■ Problem description:
Show every line in the entries below where the word "norm" appears.

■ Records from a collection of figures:
===

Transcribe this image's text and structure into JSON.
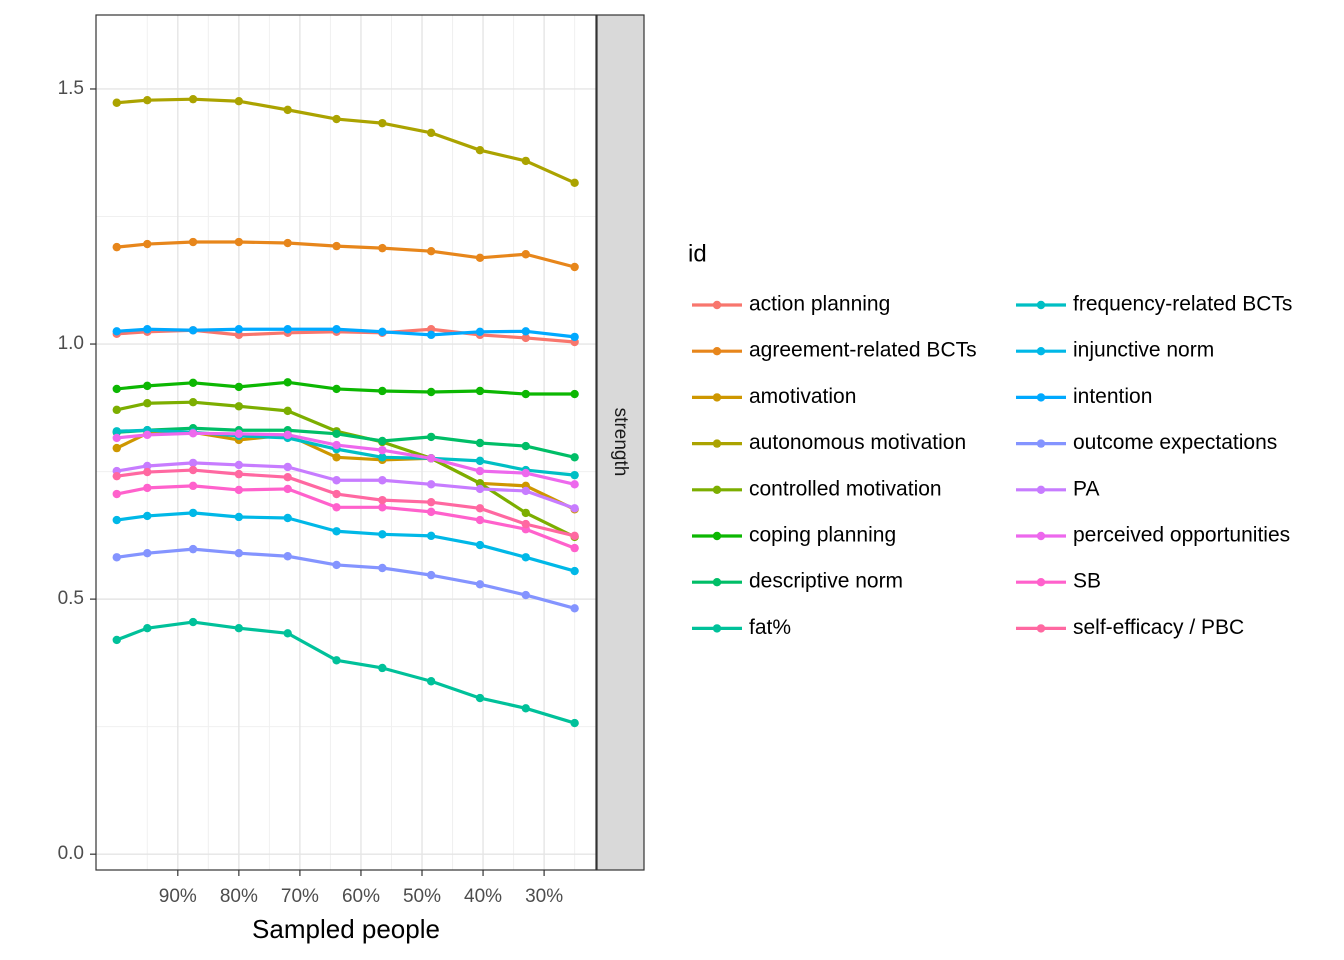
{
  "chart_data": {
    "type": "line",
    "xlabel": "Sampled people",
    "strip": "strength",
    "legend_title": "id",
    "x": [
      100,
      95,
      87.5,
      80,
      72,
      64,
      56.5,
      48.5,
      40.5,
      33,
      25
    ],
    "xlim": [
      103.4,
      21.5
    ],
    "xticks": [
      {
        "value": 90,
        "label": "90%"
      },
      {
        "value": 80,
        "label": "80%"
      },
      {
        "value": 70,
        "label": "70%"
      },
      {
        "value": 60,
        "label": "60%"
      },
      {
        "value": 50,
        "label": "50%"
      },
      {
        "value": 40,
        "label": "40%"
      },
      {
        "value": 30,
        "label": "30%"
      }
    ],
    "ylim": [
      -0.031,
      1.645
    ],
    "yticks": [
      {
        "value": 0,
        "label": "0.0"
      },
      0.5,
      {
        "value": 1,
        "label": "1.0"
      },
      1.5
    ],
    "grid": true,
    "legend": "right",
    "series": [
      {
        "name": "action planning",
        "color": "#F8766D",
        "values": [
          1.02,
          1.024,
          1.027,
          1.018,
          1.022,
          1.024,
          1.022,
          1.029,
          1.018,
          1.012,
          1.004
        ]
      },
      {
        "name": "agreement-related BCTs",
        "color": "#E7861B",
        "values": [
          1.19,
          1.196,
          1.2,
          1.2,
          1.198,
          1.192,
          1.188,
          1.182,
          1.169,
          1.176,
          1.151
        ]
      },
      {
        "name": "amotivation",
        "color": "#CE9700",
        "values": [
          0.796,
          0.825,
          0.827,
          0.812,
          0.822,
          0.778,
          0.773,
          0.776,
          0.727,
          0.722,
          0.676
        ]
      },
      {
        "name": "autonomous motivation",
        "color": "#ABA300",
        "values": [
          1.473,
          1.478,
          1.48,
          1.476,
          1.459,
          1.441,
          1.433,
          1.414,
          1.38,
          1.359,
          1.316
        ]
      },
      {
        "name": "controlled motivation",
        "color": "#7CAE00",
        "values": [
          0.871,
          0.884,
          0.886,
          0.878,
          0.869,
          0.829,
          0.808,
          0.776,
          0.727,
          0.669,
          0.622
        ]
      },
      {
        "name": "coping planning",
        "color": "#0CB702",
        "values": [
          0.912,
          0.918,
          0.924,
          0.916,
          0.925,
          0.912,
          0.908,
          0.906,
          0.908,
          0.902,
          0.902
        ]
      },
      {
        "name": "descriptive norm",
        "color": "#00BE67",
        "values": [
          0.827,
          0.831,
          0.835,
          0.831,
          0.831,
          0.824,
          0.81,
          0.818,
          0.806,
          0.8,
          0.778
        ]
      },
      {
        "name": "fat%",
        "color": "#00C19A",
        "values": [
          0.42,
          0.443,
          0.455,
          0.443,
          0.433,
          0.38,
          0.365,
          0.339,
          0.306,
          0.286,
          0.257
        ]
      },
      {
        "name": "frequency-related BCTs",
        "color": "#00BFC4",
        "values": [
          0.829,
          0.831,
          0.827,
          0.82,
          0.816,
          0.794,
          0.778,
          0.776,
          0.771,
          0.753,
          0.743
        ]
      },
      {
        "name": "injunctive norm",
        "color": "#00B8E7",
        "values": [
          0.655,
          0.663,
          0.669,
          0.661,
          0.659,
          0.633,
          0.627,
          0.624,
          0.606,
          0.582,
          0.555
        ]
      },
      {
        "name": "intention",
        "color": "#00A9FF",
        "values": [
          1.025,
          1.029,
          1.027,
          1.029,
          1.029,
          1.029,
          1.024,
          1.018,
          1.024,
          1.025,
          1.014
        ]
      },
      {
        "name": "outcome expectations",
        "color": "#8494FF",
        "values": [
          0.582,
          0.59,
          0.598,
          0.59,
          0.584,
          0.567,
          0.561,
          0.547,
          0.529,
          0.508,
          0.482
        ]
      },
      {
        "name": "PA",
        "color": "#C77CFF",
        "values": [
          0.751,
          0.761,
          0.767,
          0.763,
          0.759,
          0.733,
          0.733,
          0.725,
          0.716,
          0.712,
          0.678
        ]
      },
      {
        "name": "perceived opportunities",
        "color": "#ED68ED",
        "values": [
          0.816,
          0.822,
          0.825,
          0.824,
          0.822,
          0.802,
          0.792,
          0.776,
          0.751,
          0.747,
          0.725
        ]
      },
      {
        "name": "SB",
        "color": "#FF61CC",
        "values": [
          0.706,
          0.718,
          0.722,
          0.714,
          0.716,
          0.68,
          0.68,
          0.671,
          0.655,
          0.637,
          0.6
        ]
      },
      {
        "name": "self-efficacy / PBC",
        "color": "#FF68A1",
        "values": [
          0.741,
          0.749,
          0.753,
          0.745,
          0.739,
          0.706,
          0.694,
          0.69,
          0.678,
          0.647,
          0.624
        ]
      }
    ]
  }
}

===

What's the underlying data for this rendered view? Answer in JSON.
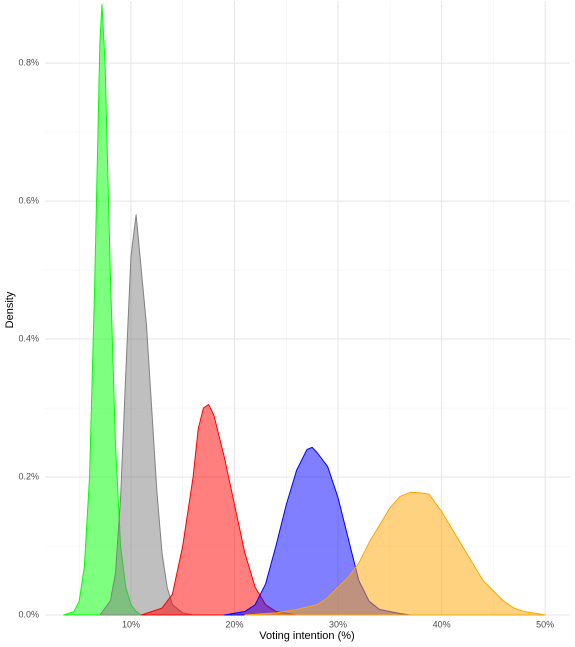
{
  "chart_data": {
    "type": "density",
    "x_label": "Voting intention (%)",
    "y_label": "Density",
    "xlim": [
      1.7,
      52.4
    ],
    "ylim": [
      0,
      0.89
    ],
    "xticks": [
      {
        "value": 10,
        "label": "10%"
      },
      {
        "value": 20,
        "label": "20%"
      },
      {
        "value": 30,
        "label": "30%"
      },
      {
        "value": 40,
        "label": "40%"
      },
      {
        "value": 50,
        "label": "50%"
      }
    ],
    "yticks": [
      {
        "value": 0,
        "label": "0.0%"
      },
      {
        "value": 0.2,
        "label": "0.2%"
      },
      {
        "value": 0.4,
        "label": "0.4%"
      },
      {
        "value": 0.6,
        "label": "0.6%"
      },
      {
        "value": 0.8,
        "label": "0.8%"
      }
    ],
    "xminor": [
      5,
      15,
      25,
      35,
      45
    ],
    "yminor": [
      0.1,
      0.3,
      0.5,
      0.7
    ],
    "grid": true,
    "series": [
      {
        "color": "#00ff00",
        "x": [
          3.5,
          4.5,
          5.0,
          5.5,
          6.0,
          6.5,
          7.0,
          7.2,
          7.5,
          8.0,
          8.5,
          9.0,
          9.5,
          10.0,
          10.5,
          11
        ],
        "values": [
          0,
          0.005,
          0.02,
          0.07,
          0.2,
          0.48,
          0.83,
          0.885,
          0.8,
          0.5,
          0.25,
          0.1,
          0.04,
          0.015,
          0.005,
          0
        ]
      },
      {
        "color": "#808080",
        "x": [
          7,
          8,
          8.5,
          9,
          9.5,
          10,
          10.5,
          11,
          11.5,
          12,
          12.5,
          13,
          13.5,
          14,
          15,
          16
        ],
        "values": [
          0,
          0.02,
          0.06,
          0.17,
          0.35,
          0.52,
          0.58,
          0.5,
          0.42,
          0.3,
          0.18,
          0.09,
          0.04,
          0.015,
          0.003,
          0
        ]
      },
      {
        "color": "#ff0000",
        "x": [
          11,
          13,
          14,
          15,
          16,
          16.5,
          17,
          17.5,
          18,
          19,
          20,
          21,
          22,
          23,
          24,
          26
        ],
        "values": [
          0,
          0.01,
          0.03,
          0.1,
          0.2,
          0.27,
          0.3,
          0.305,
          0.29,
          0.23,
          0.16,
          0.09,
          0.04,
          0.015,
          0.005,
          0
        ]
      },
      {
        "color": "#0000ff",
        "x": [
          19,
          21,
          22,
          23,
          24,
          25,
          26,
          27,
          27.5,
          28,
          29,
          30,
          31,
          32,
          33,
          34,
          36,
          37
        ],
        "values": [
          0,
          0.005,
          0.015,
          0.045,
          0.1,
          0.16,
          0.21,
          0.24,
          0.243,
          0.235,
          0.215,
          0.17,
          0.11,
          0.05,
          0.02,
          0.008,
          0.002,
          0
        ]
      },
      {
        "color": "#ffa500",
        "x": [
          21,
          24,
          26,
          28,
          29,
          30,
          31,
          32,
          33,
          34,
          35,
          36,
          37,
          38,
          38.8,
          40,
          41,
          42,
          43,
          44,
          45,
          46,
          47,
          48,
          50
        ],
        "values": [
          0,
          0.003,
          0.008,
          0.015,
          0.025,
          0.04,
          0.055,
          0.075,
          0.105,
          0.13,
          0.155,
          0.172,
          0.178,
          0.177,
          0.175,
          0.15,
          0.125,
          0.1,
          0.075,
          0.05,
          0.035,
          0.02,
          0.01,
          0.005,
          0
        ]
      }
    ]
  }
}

===

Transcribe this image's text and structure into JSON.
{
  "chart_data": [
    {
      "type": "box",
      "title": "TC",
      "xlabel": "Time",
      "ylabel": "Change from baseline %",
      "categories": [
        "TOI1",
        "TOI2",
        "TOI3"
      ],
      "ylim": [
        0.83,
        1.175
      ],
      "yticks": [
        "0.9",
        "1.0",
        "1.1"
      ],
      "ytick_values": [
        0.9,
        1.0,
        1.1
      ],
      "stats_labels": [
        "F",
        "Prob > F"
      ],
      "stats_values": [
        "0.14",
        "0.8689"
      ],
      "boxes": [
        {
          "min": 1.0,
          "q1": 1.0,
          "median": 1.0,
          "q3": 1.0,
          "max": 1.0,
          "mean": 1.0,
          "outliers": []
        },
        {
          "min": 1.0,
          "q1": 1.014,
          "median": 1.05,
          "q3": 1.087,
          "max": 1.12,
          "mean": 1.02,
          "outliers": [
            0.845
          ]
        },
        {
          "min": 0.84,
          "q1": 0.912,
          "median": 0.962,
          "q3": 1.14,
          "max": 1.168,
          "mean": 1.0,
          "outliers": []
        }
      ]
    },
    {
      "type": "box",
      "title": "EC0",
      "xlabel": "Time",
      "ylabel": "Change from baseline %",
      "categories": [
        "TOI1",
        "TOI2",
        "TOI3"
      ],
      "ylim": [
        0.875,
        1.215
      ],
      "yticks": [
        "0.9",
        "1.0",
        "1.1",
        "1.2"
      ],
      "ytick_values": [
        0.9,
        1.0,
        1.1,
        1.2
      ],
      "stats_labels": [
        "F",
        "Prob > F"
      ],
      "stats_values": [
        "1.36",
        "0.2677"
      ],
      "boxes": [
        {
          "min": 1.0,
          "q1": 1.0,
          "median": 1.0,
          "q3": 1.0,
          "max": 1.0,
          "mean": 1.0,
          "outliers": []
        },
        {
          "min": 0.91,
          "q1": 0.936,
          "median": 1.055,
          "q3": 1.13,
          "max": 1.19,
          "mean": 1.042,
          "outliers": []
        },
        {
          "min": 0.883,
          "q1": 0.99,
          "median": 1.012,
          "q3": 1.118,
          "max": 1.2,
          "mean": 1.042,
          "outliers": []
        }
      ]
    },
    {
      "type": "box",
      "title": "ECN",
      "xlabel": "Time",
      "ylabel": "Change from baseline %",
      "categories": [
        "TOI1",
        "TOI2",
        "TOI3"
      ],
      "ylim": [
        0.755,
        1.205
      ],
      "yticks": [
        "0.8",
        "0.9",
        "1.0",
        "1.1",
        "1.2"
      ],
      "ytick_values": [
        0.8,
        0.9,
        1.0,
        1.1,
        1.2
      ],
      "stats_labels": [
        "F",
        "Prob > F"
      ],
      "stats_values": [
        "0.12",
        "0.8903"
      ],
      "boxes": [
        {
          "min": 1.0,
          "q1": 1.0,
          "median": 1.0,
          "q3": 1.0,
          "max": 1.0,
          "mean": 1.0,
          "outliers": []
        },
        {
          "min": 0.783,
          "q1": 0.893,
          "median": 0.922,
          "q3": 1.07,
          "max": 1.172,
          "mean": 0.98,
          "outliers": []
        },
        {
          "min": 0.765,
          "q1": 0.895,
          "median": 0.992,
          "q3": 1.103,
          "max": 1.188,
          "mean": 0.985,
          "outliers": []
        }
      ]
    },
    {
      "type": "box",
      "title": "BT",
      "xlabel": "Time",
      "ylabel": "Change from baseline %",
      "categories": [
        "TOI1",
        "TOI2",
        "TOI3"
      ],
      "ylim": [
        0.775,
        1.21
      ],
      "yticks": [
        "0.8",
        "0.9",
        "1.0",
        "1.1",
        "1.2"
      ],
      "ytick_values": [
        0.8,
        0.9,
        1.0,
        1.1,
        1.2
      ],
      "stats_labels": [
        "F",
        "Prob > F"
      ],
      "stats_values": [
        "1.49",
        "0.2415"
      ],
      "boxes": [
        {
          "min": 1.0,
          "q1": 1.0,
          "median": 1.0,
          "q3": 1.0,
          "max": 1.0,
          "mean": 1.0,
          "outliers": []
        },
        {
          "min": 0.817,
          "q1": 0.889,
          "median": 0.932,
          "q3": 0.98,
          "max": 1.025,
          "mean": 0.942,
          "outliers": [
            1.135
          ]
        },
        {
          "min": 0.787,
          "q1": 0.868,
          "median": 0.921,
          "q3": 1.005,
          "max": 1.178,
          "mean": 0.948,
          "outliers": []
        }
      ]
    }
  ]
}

===

■ Right answer:
        "name": "descriptive norm",
        "name": "injunctive norm",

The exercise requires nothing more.